Copy out all the lines exactly. Omit pictures.

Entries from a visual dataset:
◇ ◇ ◇ ◇ ◇ ◇ ◇

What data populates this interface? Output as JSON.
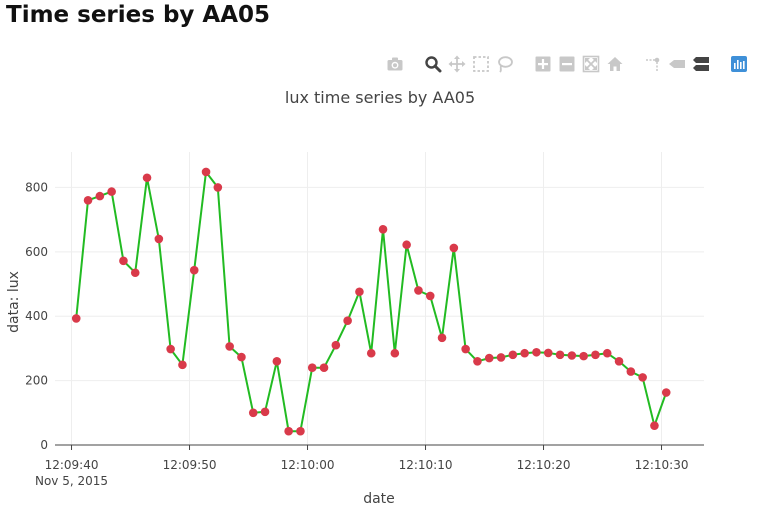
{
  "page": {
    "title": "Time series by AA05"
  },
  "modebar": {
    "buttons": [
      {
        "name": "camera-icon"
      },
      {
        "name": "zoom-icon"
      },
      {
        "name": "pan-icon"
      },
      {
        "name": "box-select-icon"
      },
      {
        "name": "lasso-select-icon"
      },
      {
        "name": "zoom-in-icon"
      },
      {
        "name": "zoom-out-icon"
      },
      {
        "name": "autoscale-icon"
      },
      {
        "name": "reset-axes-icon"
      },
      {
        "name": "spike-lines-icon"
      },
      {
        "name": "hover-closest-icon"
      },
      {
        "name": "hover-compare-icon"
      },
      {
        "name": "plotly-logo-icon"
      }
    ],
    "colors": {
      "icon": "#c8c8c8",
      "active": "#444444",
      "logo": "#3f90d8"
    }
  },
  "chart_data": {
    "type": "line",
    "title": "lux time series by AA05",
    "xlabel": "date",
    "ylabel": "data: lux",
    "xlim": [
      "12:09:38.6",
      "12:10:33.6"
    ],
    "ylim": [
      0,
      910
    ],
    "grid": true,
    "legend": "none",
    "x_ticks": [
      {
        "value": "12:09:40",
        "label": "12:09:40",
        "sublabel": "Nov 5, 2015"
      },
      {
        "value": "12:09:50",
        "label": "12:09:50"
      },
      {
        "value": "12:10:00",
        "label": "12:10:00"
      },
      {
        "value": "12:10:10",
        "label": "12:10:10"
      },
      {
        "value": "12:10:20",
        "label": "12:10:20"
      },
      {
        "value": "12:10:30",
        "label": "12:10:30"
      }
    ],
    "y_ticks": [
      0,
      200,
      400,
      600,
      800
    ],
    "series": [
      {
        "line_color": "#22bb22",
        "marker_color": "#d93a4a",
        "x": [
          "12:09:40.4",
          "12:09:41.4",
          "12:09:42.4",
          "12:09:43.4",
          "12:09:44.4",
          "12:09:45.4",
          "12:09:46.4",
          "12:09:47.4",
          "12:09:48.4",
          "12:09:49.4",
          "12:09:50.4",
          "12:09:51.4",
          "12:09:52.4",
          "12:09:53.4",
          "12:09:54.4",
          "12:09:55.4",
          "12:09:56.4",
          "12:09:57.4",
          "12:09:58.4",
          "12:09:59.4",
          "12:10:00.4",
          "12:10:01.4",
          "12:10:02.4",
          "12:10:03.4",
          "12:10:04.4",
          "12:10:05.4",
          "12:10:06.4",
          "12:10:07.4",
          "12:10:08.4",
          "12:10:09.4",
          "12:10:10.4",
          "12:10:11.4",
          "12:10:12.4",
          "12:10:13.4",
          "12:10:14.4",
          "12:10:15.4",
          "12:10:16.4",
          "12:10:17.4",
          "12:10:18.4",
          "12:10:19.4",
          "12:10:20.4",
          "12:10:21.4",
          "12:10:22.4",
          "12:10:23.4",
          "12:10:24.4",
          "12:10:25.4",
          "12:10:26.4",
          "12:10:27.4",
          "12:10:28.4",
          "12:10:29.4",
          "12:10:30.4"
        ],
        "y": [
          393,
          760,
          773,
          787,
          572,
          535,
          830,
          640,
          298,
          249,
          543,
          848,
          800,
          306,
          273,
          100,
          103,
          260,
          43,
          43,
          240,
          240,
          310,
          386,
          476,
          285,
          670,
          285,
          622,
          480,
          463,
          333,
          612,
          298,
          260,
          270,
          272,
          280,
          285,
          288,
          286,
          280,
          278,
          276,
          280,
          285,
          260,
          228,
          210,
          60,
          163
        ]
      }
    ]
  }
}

◇ ◇ ◇ ◇ ◇ ◇ ◇

> [Answer to this exercise]:
What data populates this interface? Output as JSON.
{
  "page": {
    "title": "Time series by AA05"
  },
  "modebar": {
    "buttons": [
      {
        "name": "camera-icon"
      },
      {
        "name": "zoom-icon"
      },
      {
        "name": "pan-icon"
      },
      {
        "name": "box-select-icon"
      },
      {
        "name": "lasso-select-icon"
      },
      {
        "name": "zoom-in-icon"
      },
      {
        "name": "zoom-out-icon"
      },
      {
        "name": "autoscale-icon"
      },
      {
        "name": "reset-axes-icon"
      },
      {
        "name": "spike-lines-icon"
      },
      {
        "name": "hover-closest-icon"
      },
      {
        "name": "hover-compare-icon"
      },
      {
        "name": "plotly-logo-icon"
      }
    ],
    "colors": {
      "icon": "#c8c8c8",
      "active": "#444444",
      "logo": "#3f90d8"
    }
  },
  "chart_data": {
    "type": "line",
    "title": "lux time series by AA05",
    "xlabel": "date",
    "ylabel": "data: lux",
    "xlim": [
      "12:09:38.6",
      "12:10:33.6"
    ],
    "ylim": [
      0,
      910
    ],
    "grid": true,
    "legend": "none",
    "x_ticks": [
      {
        "value": "12:09:40",
        "label": "12:09:40",
        "sublabel": "Nov 5, 2015"
      },
      {
        "value": "12:09:50",
        "label": "12:09:50"
      },
      {
        "value": "12:10:00",
        "label": "12:10:00"
      },
      {
        "value": "12:10:10",
        "label": "12:10:10"
      },
      {
        "value": "12:10:20",
        "label": "12:10:20"
      },
      {
        "value": "12:10:30",
        "label": "12:10:30"
      }
    ],
    "y_ticks": [
      0,
      200,
      400,
      600,
      800
    ],
    "series": [
      {
        "line_color": "#22bb22",
        "marker_color": "#d93a4a",
        "x": [
          "12:09:40.4",
          "12:09:41.4",
          "12:09:42.4",
          "12:09:43.4",
          "12:09:44.4",
          "12:09:45.4",
          "12:09:46.4",
          "12:09:47.4",
          "12:09:48.4",
          "12:09:49.4",
          "12:09:50.4",
          "12:09:51.4",
          "12:09:52.4",
          "12:09:53.4",
          "12:09:54.4",
          "12:09:55.4",
          "12:09:56.4",
          "12:09:57.4",
          "12:09:58.4",
          "12:09:59.4",
          "12:10:00.4",
          "12:10:01.4",
          "12:10:02.4",
          "12:10:03.4",
          "12:10:04.4",
          "12:10:05.4",
          "12:10:06.4",
          "12:10:07.4",
          "12:10:08.4",
          "12:10:09.4",
          "12:10:10.4",
          "12:10:11.4",
          "12:10:12.4",
          "12:10:13.4",
          "12:10:14.4",
          "12:10:15.4",
          "12:10:16.4",
          "12:10:17.4",
          "12:10:18.4",
          "12:10:19.4",
          "12:10:20.4",
          "12:10:21.4",
          "12:10:22.4",
          "12:10:23.4",
          "12:10:24.4",
          "12:10:25.4",
          "12:10:26.4",
          "12:10:27.4",
          "12:10:28.4",
          "12:10:29.4",
          "12:10:30.4"
        ],
        "y": [
          393,
          760,
          773,
          787,
          572,
          535,
          830,
          640,
          298,
          249,
          543,
          848,
          800,
          306,
          273,
          100,
          103,
          260,
          43,
          43,
          240,
          240,
          310,
          386,
          476,
          285,
          670,
          285,
          622,
          480,
          463,
          333,
          612,
          298,
          260,
          270,
          272,
          280,
          285,
          288,
          286,
          280,
          278,
          276,
          280,
          285,
          260,
          228,
          210,
          60,
          163
        ]
      }
    ]
  }
}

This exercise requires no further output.